* Begin Data shown *
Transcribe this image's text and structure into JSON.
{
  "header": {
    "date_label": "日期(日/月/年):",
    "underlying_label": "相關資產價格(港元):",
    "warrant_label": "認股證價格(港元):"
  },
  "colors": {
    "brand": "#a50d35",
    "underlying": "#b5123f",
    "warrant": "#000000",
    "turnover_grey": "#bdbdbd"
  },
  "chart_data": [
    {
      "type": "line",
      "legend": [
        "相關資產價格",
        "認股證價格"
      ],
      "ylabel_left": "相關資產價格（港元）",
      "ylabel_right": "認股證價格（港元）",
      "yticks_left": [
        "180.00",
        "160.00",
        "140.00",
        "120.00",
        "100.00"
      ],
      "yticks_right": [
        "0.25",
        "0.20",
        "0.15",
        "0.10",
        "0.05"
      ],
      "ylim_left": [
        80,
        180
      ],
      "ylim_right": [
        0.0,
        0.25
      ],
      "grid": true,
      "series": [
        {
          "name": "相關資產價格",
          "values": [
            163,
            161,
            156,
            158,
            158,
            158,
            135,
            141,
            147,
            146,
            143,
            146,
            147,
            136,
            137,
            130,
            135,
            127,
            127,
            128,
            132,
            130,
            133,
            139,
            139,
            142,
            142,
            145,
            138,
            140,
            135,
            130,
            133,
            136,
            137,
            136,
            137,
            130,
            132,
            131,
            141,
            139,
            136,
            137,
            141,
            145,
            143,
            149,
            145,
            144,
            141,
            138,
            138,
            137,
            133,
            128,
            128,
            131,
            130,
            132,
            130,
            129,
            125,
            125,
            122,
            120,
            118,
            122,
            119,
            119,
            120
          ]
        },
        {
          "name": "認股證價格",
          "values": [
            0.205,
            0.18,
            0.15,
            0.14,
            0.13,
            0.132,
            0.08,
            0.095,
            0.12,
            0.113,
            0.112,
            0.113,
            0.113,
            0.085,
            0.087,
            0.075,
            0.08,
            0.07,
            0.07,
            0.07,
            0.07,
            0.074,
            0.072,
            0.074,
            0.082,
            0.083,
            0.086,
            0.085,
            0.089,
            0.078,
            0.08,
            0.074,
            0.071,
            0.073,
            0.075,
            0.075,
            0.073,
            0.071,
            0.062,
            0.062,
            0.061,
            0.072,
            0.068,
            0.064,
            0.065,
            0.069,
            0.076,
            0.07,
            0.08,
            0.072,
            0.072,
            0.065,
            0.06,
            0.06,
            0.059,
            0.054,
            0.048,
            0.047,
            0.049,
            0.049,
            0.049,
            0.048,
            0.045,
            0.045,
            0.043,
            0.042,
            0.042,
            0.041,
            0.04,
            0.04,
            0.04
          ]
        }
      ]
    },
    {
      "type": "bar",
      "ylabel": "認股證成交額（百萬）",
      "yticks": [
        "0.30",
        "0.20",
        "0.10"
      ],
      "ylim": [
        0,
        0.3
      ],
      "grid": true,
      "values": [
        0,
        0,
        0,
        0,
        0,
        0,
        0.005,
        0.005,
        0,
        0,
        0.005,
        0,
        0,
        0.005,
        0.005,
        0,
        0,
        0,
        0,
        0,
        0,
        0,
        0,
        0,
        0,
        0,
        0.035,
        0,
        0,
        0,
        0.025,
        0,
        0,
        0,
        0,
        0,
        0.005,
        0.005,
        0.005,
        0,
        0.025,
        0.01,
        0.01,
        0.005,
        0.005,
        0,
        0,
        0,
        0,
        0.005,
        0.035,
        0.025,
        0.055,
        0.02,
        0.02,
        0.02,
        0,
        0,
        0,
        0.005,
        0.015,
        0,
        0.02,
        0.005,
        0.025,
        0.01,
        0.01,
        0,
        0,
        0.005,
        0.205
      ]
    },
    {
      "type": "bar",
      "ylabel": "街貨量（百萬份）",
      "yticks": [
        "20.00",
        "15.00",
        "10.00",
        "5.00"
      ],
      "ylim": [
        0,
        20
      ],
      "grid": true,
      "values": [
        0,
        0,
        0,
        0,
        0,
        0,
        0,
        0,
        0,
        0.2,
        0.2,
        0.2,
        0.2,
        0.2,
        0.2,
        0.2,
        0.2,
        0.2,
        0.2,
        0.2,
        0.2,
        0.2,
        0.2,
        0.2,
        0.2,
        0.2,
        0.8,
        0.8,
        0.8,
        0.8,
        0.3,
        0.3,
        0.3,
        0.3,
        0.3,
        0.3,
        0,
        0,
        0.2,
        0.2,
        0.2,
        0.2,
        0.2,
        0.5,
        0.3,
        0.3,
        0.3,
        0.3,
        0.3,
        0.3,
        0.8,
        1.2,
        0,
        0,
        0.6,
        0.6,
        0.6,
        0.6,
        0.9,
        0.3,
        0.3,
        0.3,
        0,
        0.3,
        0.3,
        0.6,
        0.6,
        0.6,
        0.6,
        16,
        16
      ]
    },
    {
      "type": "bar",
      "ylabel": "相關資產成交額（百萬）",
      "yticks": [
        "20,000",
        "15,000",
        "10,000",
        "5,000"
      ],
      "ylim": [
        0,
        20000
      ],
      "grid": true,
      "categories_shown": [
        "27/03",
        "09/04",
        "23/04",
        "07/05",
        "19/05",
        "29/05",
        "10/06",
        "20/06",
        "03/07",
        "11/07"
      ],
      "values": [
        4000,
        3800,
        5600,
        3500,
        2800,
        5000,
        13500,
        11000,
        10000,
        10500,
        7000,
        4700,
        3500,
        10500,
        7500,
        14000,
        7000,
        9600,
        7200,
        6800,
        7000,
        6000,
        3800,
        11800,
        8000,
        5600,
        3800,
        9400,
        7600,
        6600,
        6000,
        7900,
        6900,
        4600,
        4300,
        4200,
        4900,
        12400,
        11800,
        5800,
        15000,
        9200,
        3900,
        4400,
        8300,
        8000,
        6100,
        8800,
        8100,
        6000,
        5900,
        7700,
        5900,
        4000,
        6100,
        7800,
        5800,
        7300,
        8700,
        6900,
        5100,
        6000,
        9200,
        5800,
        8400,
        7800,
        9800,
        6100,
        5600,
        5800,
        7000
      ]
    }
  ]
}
* End Data shown *
Aim>
Repeat every line of the data, exactly and in full.

Answer to this exercise>
Transcribe this image's text and structure into JSON.
{
  "header": {
    "date_label": "日期(日/月/年):",
    "underlying_label": "相關資產價格(港元):",
    "warrant_label": "認股證價格(港元):"
  },
  "colors": {
    "brand": "#a50d35",
    "underlying": "#b5123f",
    "warrant": "#000000",
    "turnover_grey": "#bdbdbd"
  },
  "chart_data": [
    {
      "type": "line",
      "legend": [
        "相關資產價格",
        "認股證價格"
      ],
      "ylabel_left": "相關資產價格（港元）",
      "ylabel_right": "認股證價格（港元）",
      "yticks_left": [
        "180.00",
        "160.00",
        "140.00",
        "120.00",
        "100.00"
      ],
      "yticks_right": [
        "0.25",
        "0.20",
        "0.15",
        "0.10",
        "0.05"
      ],
      "ylim_left": [
        80,
        180
      ],
      "ylim_right": [
        0.0,
        0.25
      ],
      "grid": true,
      "series": [
        {
          "name": "相關資產價格",
          "values": [
            163,
            161,
            156,
            158,
            158,
            158,
            135,
            141,
            147,
            146,
            143,
            146,
            147,
            136,
            137,
            130,
            135,
            127,
            127,
            128,
            132,
            130,
            133,
            139,
            139,
            142,
            142,
            145,
            138,
            140,
            135,
            130,
            133,
            136,
            137,
            136,
            137,
            130,
            132,
            131,
            141,
            139,
            136,
            137,
            141,
            145,
            143,
            149,
            145,
            144,
            141,
            138,
            138,
            137,
            133,
            128,
            128,
            131,
            130,
            132,
            130,
            129,
            125,
            125,
            122,
            120,
            118,
            122,
            119,
            119,
            120
          ]
        },
        {
          "name": "認股證價格",
          "values": [
            0.205,
            0.18,
            0.15,
            0.14,
            0.13,
            0.132,
            0.08,
            0.095,
            0.12,
            0.113,
            0.112,
            0.113,
            0.113,
            0.085,
            0.087,
            0.075,
            0.08,
            0.07,
            0.07,
            0.07,
            0.07,
            0.074,
            0.072,
            0.074,
            0.082,
            0.083,
            0.086,
            0.085,
            0.089,
            0.078,
            0.08,
            0.074,
            0.071,
            0.073,
            0.075,
            0.075,
            0.073,
            0.071,
            0.062,
            0.062,
            0.061,
            0.072,
            0.068,
            0.064,
            0.065,
            0.069,
            0.076,
            0.07,
            0.08,
            0.072,
            0.072,
            0.065,
            0.06,
            0.06,
            0.059,
            0.054,
            0.048,
            0.047,
            0.049,
            0.049,
            0.049,
            0.048,
            0.045,
            0.045,
            0.043,
            0.042,
            0.042,
            0.041,
            0.04,
            0.04,
            0.04
          ]
        }
      ]
    },
    {
      "type": "bar",
      "ylabel": "認股證成交額（百萬）",
      "yticks": [
        "0.30",
        "0.20",
        "0.10"
      ],
      "ylim": [
        0,
        0.3
      ],
      "grid": true,
      "values": [
        0,
        0,
        0,
        0,
        0,
        0,
        0.005,
        0.005,
        0,
        0,
        0.005,
        0,
        0,
        0.005,
        0.005,
        0,
        0,
        0,
        0,
        0,
        0,
        0,
        0,
        0,
        0,
        0,
        0.035,
        0,
        0,
        0,
        0.025,
        0,
        0,
        0,
        0,
        0,
        0.005,
        0.005,
        0.005,
        0,
        0.025,
        0.01,
        0.01,
        0.005,
        0.005,
        0,
        0,
        0,
        0,
        0.005,
        0.035,
        0.025,
        0.055,
        0.02,
        0.02,
        0.02,
        0,
        0,
        0,
        0.005,
        0.015,
        0,
        0.02,
        0.005,
        0.025,
        0.01,
        0.01,
        0,
        0,
        0.005,
        0.205
      ]
    },
    {
      "type": "bar",
      "ylabel": "街貨量（百萬份）",
      "yticks": [
        "20.00",
        "15.00",
        "10.00",
        "5.00"
      ],
      "ylim": [
        0,
        20
      ],
      "grid": true,
      "values": [
        0,
        0,
        0,
        0,
        0,
        0,
        0,
        0,
        0,
        0.2,
        0.2,
        0.2,
        0.2,
        0.2,
        0.2,
        0.2,
        0.2,
        0.2,
        0.2,
        0.2,
        0.2,
        0.2,
        0.2,
        0.2,
        0.2,
        0.2,
        0.8,
        0.8,
        0.8,
        0.8,
        0.3,
        0.3,
        0.3,
        0.3,
        0.3,
        0.3,
        0,
        0,
        0.2,
        0.2,
        0.2,
        0.2,
        0.2,
        0.5,
        0.3,
        0.3,
        0.3,
        0.3,
        0.3,
        0.3,
        0.8,
        1.2,
        0,
        0,
        0.6,
        0.6,
        0.6,
        0.6,
        0.9,
        0.3,
        0.3,
        0.3,
        0,
        0.3,
        0.3,
        0.6,
        0.6,
        0.6,
        0.6,
        16,
        16
      ]
    },
    {
      "type": "bar",
      "ylabel": "相關資產成交額（百萬）",
      "yticks": [
        "20,000",
        "15,000",
        "10,000",
        "5,000"
      ],
      "ylim": [
        0,
        20000
      ],
      "grid": true,
      "categories_shown": [
        "27/03",
        "09/04",
        "23/04",
        "07/05",
        "19/05",
        "29/05",
        "10/06",
        "20/06",
        "03/07",
        "11/07"
      ],
      "values": [
        4000,
        3800,
        5600,
        3500,
        2800,
        5000,
        13500,
        11000,
        10000,
        10500,
        7000,
        4700,
        3500,
        10500,
        7500,
        14000,
        7000,
        9600,
        7200,
        6800,
        7000,
        6000,
        3800,
        11800,
        8000,
        5600,
        3800,
        9400,
        7600,
        6600,
        6000,
        7900,
        6900,
        4600,
        4300,
        4200,
        4900,
        12400,
        11800,
        5800,
        15000,
        9200,
        3900,
        4400,
        8300,
        8000,
        6100,
        8800,
        8100,
        6000,
        5900,
        7700,
        5900,
        4000,
        6100,
        7800,
        5800,
        7300,
        8700,
        6900,
        5100,
        6000,
        9200,
        5800,
        8400,
        7800,
        9800,
        6100,
        5600,
        5800,
        7000
      ]
    }
  ]
}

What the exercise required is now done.